((
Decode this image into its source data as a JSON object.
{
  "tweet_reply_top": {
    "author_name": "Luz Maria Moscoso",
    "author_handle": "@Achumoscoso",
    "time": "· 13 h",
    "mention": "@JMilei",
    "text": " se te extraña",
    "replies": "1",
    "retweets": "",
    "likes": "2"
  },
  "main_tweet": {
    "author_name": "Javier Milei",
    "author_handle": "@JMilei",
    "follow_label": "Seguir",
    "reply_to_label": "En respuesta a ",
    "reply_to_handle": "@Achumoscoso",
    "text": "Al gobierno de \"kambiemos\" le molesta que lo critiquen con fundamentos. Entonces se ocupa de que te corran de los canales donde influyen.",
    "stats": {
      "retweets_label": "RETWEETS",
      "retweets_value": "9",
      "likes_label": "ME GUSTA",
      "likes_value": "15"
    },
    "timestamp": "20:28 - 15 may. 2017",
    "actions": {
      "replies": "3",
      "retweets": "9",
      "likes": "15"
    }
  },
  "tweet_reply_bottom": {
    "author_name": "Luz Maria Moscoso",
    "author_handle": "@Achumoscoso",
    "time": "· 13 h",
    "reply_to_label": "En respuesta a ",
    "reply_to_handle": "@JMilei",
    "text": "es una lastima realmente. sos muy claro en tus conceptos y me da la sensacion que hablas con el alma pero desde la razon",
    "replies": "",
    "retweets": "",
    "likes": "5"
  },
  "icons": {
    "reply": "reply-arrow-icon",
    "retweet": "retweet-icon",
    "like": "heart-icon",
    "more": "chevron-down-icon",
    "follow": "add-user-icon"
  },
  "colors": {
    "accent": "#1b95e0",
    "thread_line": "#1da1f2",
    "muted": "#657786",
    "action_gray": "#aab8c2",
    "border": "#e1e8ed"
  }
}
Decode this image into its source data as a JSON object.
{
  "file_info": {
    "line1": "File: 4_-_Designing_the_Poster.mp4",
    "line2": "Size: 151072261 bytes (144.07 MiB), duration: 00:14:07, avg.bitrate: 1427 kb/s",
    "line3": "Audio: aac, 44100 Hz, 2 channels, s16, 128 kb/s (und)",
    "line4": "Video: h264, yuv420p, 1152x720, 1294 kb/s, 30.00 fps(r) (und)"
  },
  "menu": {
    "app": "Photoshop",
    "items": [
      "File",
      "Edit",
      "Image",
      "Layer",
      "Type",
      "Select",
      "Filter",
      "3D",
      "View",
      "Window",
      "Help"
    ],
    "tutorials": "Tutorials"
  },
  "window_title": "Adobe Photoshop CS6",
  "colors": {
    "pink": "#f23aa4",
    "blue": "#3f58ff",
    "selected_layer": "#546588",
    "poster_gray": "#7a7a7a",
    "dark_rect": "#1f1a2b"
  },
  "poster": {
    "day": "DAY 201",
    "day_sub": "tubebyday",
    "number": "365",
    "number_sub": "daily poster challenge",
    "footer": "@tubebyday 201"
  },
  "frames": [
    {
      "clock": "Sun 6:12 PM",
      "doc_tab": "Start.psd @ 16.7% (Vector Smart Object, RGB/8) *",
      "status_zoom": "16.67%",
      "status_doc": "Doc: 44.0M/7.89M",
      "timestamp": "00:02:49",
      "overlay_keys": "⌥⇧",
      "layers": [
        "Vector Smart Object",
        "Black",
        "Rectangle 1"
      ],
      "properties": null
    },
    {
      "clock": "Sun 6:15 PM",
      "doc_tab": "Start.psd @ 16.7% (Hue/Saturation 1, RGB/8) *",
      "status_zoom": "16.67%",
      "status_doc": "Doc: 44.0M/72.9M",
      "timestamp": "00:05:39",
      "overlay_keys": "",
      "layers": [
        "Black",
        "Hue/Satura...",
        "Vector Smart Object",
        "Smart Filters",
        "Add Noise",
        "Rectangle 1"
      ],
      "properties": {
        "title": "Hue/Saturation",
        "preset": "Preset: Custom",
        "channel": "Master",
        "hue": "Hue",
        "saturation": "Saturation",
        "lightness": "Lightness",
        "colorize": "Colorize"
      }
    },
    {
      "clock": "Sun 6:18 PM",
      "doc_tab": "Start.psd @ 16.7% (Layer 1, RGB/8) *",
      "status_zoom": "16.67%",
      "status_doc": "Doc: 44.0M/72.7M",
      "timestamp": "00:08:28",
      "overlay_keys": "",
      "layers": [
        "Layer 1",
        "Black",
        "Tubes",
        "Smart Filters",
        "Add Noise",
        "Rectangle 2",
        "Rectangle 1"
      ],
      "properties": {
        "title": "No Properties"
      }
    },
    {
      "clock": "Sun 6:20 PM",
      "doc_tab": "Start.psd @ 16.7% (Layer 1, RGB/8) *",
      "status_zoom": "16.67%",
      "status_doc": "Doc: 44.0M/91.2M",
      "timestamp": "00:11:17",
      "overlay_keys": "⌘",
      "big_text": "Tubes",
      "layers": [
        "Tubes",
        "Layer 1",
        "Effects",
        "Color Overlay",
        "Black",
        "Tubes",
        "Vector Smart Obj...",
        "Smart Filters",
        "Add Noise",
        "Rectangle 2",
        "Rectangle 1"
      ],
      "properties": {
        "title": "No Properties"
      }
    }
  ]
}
))
Copy out each line that contains the word "Start".

      "doc_tab": "Start.psd @ 16.7% (Vector Smart Object, RGB/8) *",
      "doc_tab": "Start.psd @ 16.7% (Hue/Saturation 1, RGB/8) *",
      "doc_tab": "Start.psd @ 16.7% (Layer 1, RGB/8) *",
      "doc_tab": "Start.psd @ 16.7% (Layer 1, RGB/8) *",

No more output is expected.